Aim of the exercise - Reproduce the listing that follows with no differences at all.
Begin Entries provided
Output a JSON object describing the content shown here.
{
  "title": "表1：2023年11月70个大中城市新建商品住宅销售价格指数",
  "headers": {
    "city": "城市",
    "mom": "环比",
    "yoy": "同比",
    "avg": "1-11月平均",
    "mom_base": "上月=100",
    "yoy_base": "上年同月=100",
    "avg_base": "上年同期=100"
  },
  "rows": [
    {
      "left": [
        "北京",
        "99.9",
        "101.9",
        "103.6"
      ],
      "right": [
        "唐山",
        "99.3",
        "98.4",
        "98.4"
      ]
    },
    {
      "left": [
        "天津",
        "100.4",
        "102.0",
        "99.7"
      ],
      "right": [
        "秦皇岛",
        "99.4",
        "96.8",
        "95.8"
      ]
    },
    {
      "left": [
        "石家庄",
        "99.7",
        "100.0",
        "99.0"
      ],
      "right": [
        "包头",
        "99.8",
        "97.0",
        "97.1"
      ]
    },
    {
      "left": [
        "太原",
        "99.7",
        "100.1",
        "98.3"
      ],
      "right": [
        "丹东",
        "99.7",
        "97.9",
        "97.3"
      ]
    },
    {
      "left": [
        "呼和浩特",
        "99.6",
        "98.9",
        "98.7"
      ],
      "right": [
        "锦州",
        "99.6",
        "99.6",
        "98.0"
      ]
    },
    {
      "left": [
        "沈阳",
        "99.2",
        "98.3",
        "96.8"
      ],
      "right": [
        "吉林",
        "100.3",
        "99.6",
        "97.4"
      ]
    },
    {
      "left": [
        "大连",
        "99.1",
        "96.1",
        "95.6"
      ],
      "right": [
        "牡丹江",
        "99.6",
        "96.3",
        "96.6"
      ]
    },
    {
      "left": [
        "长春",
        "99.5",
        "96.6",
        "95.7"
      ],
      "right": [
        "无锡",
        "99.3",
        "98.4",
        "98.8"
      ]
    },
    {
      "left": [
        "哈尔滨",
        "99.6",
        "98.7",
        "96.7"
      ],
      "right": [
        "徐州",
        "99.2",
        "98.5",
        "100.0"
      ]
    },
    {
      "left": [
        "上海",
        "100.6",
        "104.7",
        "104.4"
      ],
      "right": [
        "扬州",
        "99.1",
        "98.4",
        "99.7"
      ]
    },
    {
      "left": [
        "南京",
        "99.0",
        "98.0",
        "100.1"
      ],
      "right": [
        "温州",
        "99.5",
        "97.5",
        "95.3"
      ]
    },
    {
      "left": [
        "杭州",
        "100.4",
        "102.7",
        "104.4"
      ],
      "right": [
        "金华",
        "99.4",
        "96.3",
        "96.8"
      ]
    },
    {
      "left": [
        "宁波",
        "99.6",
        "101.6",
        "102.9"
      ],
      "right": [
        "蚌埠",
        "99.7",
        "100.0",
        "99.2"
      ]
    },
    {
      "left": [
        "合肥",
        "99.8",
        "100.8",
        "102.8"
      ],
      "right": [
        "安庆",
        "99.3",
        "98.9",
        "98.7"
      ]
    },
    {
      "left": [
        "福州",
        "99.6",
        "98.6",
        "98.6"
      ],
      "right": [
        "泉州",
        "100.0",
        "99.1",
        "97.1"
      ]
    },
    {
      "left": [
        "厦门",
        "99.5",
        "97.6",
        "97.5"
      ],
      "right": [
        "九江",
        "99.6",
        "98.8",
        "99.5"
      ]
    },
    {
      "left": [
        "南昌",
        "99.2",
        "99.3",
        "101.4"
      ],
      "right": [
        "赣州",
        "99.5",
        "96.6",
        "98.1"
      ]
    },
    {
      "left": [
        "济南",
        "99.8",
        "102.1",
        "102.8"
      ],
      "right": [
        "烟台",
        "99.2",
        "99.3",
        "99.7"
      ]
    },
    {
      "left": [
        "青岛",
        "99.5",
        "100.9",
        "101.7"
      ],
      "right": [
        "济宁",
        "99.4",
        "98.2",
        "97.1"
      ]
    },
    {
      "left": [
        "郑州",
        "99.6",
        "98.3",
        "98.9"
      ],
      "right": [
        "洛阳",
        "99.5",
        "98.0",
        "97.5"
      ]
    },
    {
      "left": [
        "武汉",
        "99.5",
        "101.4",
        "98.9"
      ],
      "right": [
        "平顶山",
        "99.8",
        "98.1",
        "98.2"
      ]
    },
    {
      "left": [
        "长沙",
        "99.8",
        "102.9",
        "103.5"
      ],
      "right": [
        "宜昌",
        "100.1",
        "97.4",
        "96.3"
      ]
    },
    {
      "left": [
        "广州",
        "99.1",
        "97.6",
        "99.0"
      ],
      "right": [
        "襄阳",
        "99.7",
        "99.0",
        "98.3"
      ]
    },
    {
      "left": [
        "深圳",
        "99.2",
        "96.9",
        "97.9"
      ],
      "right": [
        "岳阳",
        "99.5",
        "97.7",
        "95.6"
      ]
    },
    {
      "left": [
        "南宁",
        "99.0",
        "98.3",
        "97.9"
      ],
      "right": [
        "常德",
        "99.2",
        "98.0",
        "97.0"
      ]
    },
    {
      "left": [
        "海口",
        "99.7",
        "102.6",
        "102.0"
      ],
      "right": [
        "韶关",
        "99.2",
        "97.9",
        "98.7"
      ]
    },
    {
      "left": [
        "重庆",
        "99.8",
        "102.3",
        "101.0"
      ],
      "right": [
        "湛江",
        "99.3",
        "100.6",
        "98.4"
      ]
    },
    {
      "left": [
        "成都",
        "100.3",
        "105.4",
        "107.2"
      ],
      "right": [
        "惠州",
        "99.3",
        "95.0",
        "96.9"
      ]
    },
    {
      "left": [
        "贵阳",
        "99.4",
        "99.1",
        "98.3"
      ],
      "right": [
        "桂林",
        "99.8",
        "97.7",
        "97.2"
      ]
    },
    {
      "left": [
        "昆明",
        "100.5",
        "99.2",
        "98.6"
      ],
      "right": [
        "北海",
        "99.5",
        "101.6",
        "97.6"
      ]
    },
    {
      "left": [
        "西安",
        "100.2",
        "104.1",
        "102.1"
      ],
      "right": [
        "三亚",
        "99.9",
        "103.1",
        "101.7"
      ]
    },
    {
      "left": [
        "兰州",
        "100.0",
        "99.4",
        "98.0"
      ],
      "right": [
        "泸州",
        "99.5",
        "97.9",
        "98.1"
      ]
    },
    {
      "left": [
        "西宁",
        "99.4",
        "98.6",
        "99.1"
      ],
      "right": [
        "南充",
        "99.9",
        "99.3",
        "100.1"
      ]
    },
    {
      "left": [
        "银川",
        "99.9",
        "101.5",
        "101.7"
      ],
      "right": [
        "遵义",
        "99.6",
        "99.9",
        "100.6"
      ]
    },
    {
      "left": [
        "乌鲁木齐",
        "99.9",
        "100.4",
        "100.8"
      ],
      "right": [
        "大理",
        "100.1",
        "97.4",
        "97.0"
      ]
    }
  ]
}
End Entries provided
Exercise result -
Output a JSON object describing the content shown here.
{
  "title": "表1：2023年11月70个大中城市新建商品住宅销售价格指数",
  "headers": {
    "city": "城市",
    "mom": "环比",
    "yoy": "同比",
    "avg": "1-11月平均",
    "mom_base": "上月=100",
    "yoy_base": "上年同月=100",
    "avg_base": "上年同期=100"
  },
  "rows": [
    {
      "left": [
        "北京",
        "99.9",
        "101.9",
        "103.6"
      ],
      "right": [
        "唐山",
        "99.3",
        "98.4",
        "98.4"
      ]
    },
    {
      "left": [
        "天津",
        "100.4",
        "102.0",
        "99.7"
      ],
      "right": [
        "秦皇岛",
        "99.4",
        "96.8",
        "95.8"
      ]
    },
    {
      "left": [
        "石家庄",
        "99.7",
        "100.0",
        "99.0"
      ],
      "right": [
        "包头",
        "99.8",
        "97.0",
        "97.1"
      ]
    },
    {
      "left": [
        "太原",
        "99.7",
        "100.1",
        "98.3"
      ],
      "right": [
        "丹东",
        "99.7",
        "97.9",
        "97.3"
      ]
    },
    {
      "left": [
        "呼和浩特",
        "99.6",
        "98.9",
        "98.7"
      ],
      "right": [
        "锦州",
        "99.6",
        "99.6",
        "98.0"
      ]
    },
    {
      "left": [
        "沈阳",
        "99.2",
        "98.3",
        "96.8"
      ],
      "right": [
        "吉林",
        "100.3",
        "99.6",
        "97.4"
      ]
    },
    {
      "left": [
        "大连",
        "99.1",
        "96.1",
        "95.6"
      ],
      "right": [
        "牡丹江",
        "99.6",
        "96.3",
        "96.6"
      ]
    },
    {
      "left": [
        "长春",
        "99.5",
        "96.6",
        "95.7"
      ],
      "right": [
        "无锡",
        "99.3",
        "98.4",
        "98.8"
      ]
    },
    {
      "left": [
        "哈尔滨",
        "99.6",
        "98.7",
        "96.7"
      ],
      "right": [
        "徐州",
        "99.2",
        "98.5",
        "100.0"
      ]
    },
    {
      "left": [
        "上海",
        "100.6",
        "104.7",
        "104.4"
      ],
      "right": [
        "扬州",
        "99.1",
        "98.4",
        "99.7"
      ]
    },
    {
      "left": [
        "南京",
        "99.0",
        "98.0",
        "100.1"
      ],
      "right": [
        "温州",
        "99.5",
        "97.5",
        "95.3"
      ]
    },
    {
      "left": [
        "杭州",
        "100.4",
        "102.7",
        "104.4"
      ],
      "right": [
        "金华",
        "99.4",
        "96.3",
        "96.8"
      ]
    },
    {
      "left": [
        "宁波",
        "99.6",
        "101.6",
        "102.9"
      ],
      "right": [
        "蚌埠",
        "99.7",
        "100.0",
        "99.2"
      ]
    },
    {
      "left": [
        "合肥",
        "99.8",
        "100.8",
        "102.8"
      ],
      "right": [
        "安庆",
        "99.3",
        "98.9",
        "98.7"
      ]
    },
    {
      "left": [
        "福州",
        "99.6",
        "98.6",
        "98.6"
      ],
      "right": [
        "泉州",
        "100.0",
        "99.1",
        "97.1"
      ]
    },
    {
      "left": [
        "厦门",
        "99.5",
        "97.6",
        "97.5"
      ],
      "right": [
        "九江",
        "99.6",
        "98.8",
        "99.5"
      ]
    },
    {
      "left": [
        "南昌",
        "99.2",
        "99.3",
        "101.4"
      ],
      "right": [
        "赣州",
        "99.5",
        "96.6",
        "98.1"
      ]
    },
    {
      "left": [
        "济南",
        "99.8",
        "102.1",
        "102.8"
      ],
      "right": [
        "烟台",
        "99.2",
        "99.3",
        "99.7"
      ]
    },
    {
      "left": [
        "青岛",
        "99.5",
        "100.9",
        "101.7"
      ],
      "right": [
        "济宁",
        "99.4",
        "98.2",
        "97.1"
      ]
    },
    {
      "left": [
        "郑州",
        "99.6",
        "98.3",
        "98.9"
      ],
      "right": [
        "洛阳",
        "99.5",
        "98.0",
        "97.5"
      ]
    },
    {
      "left": [
        "武汉",
        "99.5",
        "101.4",
        "98.9"
      ],
      "right": [
        "平顶山",
        "99.8",
        "98.1",
        "98.2"
      ]
    },
    {
      "left": [
        "长沙",
        "99.8",
        "102.9",
        "103.5"
      ],
      "right": [
        "宜昌",
        "100.1",
        "97.4",
        "96.3"
      ]
    },
    {
      "left": [
        "广州",
        "99.1",
        "97.6",
        "99.0"
      ],
      "right": [
        "襄阳",
        "99.7",
        "99.0",
        "98.3"
      ]
    },
    {
      "left": [
        "深圳",
        "99.2",
        "96.9",
        "97.9"
      ],
      "right": [
        "岳阳",
        "99.5",
        "97.7",
        "95.6"
      ]
    },
    {
      "left": [
        "南宁",
        "99.0",
        "98.3",
        "97.9"
      ],
      "right": [
        "常德",
        "99.2",
        "98.0",
        "97.0"
      ]
    },
    {
      "left": [
        "海口",
        "99.7",
        "102.6",
        "102.0"
      ],
      "right": [
        "韶关",
        "99.2",
        "97.9",
        "98.7"
      ]
    },
    {
      "left": [
        "重庆",
        "99.8",
        "102.3",
        "101.0"
      ],
      "right": [
        "湛江",
        "99.3",
        "100.6",
        "98.4"
      ]
    },
    {
      "left": [
        "成都",
        "100.3",
        "105.4",
        "107.2"
      ],
      "right": [
        "惠州",
        "99.3",
        "95.0",
        "96.9"
      ]
    },
    {
      "left": [
        "贵阳",
        "99.4",
        "99.1",
        "98.3"
      ],
      "right": [
        "桂林",
        "99.8",
        "97.7",
        "97.2"
      ]
    },
    {
      "left": [
        "昆明",
        "100.5",
        "99.2",
        "98.6"
      ],
      "right": [
        "北海",
        "99.5",
        "101.6",
        "97.6"
      ]
    },
    {
      "left": [
        "西安",
        "100.2",
        "104.1",
        "102.1"
      ],
      "right": [
        "三亚",
        "99.9",
        "103.1",
        "101.7"
      ]
    },
    {
      "left": [
        "兰州",
        "100.0",
        "99.4",
        "98.0"
      ],
      "right": [
        "泸州",
        "99.5",
        "97.9",
        "98.1"
      ]
    },
    {
      "left": [
        "西宁",
        "99.4",
        "98.6",
        "99.1"
      ],
      "right": [
        "南充",
        "99.9",
        "99.3",
        "100.1"
      ]
    },
    {
      "left": [
        "银川",
        "99.9",
        "101.5",
        "101.7"
      ],
      "right": [
        "遵义",
        "99.6",
        "99.9",
        "100.6"
      ]
    },
    {
      "left": [
        "乌鲁木齐",
        "99.9",
        "100.4",
        "100.8"
      ],
      "right": [
        "大理",
        "100.1",
        "97.4",
        "97.0"
      ]
    }
  ]
}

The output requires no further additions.